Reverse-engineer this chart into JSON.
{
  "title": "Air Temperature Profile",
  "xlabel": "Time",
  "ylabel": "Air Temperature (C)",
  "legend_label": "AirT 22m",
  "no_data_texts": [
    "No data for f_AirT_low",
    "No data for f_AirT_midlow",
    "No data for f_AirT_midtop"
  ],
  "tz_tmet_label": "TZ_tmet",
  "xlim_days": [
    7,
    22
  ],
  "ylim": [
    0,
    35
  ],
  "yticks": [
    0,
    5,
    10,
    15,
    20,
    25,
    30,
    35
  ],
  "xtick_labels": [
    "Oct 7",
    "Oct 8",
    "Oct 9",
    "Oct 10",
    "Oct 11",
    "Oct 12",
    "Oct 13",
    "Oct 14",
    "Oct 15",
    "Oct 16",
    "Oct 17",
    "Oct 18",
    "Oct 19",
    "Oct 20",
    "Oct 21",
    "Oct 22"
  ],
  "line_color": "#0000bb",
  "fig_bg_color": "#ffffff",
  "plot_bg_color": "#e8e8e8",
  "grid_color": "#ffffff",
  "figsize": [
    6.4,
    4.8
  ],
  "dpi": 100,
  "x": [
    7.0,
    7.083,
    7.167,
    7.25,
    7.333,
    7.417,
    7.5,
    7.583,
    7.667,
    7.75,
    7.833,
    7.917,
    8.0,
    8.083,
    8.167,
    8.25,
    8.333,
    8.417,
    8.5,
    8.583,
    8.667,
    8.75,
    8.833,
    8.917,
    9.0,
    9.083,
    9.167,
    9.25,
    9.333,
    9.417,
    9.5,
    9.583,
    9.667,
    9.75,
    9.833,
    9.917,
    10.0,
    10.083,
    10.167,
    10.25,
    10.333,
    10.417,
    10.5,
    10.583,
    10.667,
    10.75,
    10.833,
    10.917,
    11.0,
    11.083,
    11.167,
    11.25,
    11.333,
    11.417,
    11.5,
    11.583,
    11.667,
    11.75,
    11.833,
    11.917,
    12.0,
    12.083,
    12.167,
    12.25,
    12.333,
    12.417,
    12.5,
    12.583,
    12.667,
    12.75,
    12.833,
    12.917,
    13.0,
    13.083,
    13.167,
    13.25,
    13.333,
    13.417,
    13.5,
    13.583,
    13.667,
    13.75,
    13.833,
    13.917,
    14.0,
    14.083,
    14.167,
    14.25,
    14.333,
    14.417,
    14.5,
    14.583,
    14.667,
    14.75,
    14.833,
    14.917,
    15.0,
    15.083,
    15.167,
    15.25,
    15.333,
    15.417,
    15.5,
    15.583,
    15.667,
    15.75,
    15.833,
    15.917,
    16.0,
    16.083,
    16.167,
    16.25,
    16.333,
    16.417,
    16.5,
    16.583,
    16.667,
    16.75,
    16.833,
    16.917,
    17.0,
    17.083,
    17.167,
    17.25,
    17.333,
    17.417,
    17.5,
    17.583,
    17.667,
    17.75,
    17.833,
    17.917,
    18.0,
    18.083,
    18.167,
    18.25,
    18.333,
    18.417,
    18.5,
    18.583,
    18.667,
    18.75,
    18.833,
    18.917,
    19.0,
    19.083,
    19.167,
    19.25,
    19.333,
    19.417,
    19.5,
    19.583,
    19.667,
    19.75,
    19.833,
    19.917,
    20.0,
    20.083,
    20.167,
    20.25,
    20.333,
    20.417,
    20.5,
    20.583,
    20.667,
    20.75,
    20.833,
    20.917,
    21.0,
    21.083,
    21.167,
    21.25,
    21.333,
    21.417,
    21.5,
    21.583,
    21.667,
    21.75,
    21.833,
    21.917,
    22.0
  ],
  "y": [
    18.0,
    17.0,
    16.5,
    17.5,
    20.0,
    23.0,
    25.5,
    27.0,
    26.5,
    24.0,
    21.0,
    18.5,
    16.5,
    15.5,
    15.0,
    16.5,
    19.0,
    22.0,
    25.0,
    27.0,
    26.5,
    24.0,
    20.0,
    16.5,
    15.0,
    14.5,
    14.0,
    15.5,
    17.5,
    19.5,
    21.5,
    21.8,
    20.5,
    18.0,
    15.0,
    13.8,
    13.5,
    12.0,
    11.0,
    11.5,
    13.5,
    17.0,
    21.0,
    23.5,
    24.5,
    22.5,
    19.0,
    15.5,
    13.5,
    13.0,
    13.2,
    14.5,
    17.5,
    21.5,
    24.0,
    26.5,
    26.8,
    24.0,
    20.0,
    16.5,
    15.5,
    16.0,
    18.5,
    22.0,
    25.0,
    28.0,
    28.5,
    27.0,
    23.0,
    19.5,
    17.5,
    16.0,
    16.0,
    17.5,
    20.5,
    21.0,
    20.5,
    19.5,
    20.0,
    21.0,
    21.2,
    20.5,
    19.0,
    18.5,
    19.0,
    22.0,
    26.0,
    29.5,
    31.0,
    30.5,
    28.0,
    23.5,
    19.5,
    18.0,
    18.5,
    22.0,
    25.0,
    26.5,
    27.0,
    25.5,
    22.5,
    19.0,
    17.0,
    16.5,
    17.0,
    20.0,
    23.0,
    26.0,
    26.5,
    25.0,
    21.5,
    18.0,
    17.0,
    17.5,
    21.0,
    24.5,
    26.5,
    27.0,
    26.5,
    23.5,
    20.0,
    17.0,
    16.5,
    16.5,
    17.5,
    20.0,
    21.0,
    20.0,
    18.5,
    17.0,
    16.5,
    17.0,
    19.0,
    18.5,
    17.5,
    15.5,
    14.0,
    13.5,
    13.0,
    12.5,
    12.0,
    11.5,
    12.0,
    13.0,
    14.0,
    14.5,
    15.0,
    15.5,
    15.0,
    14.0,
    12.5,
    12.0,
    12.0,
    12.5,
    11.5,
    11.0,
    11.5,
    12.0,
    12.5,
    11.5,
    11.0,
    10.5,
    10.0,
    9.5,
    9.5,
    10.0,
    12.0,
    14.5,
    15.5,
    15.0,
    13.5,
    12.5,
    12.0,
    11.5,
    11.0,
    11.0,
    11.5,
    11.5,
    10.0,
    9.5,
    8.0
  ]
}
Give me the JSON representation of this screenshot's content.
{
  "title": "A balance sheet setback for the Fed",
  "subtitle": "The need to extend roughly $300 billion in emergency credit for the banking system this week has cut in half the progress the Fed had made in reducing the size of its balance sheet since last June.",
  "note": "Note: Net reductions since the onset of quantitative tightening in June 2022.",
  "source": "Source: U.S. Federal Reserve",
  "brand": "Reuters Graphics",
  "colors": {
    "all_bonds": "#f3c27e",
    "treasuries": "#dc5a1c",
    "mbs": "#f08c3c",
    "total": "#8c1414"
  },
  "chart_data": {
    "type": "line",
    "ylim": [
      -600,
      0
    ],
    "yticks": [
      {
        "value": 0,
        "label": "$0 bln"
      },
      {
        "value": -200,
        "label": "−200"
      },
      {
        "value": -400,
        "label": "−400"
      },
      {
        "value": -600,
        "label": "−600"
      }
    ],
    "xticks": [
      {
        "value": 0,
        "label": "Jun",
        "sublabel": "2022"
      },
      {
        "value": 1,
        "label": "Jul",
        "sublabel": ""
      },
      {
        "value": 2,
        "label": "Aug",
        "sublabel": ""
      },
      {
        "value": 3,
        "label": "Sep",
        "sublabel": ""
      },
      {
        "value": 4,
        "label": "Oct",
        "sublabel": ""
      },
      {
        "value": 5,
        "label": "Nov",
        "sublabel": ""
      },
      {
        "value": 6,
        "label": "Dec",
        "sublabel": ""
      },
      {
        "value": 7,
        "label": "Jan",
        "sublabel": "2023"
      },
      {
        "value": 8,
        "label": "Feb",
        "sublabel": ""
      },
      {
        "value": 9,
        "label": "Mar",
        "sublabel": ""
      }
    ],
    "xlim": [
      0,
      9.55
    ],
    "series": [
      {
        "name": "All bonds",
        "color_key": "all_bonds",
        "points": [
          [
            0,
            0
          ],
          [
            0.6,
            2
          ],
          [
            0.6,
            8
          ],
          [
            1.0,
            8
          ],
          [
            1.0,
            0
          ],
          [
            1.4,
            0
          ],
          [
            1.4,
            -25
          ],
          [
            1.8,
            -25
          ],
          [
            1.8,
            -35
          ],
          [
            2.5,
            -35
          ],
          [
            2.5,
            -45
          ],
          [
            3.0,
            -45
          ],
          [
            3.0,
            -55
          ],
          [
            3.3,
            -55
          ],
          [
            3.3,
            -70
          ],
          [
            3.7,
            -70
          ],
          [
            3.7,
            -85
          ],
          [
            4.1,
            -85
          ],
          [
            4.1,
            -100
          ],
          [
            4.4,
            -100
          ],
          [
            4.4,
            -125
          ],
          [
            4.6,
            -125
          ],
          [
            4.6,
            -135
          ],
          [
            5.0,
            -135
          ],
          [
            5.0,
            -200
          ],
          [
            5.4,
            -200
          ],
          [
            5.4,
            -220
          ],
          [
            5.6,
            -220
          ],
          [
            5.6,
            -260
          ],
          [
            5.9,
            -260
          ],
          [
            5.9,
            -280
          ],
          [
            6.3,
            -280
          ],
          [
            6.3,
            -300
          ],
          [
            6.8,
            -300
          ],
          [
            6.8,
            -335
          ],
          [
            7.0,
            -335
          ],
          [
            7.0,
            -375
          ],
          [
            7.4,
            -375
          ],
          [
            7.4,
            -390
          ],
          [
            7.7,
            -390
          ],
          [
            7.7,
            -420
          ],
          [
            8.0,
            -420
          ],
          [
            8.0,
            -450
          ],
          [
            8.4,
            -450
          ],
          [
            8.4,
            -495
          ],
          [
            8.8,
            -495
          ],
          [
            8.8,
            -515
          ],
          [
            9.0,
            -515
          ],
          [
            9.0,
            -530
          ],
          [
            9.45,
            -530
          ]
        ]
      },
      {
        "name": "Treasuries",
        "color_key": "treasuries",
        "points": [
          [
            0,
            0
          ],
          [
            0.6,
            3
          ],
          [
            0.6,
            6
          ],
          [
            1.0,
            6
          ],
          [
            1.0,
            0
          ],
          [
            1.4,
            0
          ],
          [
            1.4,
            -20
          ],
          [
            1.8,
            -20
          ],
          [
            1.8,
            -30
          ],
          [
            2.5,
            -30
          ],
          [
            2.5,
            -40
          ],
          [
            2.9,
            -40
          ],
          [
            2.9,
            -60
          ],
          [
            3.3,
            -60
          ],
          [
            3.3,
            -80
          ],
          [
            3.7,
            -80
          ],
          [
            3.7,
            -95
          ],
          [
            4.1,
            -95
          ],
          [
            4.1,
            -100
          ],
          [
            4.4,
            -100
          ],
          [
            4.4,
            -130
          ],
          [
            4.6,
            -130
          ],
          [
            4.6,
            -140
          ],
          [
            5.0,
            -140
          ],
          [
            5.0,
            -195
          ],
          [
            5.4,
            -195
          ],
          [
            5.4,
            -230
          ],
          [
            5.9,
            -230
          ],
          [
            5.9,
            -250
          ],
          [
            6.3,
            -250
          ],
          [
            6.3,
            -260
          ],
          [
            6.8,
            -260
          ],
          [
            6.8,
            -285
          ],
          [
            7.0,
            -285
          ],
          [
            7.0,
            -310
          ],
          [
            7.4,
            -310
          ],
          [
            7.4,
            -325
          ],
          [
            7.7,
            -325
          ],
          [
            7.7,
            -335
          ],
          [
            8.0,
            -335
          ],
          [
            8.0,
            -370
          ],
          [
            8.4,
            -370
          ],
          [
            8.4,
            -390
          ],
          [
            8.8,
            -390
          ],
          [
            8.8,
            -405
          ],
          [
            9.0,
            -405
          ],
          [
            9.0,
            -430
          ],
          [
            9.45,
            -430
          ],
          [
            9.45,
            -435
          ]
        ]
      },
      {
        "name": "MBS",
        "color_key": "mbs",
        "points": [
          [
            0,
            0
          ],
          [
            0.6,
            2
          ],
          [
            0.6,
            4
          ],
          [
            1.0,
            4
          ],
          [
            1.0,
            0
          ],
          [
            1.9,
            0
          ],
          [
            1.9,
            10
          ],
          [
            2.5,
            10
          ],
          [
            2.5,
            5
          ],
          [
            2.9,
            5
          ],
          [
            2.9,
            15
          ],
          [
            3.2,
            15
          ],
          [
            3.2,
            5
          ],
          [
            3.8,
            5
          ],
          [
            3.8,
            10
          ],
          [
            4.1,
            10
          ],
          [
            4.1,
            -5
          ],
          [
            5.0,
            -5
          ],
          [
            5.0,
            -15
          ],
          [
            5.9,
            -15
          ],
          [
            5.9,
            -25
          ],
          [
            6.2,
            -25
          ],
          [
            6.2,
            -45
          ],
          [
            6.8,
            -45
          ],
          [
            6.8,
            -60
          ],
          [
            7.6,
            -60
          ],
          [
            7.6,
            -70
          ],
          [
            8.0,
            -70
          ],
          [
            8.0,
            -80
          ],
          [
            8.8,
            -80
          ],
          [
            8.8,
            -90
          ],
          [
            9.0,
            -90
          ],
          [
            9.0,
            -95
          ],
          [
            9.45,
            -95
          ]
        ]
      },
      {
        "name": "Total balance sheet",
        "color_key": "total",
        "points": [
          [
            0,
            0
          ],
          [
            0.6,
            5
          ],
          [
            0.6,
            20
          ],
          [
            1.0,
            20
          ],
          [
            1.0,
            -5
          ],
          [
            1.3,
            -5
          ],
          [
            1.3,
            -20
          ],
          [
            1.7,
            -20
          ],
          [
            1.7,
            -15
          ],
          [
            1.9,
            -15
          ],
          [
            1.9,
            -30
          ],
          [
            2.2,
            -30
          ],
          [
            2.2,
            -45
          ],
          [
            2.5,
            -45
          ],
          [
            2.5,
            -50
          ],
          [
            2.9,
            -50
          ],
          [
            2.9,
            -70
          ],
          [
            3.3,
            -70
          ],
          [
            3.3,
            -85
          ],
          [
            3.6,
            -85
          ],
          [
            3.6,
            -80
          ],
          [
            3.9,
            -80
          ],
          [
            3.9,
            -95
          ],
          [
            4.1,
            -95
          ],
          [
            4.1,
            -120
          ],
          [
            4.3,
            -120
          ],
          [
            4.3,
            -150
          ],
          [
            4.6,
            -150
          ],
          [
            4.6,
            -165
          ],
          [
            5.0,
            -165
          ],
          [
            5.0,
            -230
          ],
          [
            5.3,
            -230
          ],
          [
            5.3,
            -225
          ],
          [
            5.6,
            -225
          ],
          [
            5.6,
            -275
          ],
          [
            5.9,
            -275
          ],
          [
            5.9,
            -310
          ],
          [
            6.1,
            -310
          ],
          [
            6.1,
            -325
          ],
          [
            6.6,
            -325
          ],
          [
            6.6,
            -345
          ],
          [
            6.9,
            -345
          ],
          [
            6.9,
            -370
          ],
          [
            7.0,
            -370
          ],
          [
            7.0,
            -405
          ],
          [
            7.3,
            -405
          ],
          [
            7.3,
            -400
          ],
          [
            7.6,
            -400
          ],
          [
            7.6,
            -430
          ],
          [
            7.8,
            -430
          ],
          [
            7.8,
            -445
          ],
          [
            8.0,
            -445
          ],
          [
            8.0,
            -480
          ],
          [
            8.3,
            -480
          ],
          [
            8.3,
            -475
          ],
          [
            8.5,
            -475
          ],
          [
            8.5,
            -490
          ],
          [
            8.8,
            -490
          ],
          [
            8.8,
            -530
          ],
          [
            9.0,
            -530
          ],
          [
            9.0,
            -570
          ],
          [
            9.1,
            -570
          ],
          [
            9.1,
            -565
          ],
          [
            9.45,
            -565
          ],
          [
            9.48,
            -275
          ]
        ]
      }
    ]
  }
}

***

#### Exercise brief
All lines above containing the string "Temperature" are to be collected.

#### Result
  "title": "Air Temperature Profile",
  "ylabel": "Air Temperature (C)",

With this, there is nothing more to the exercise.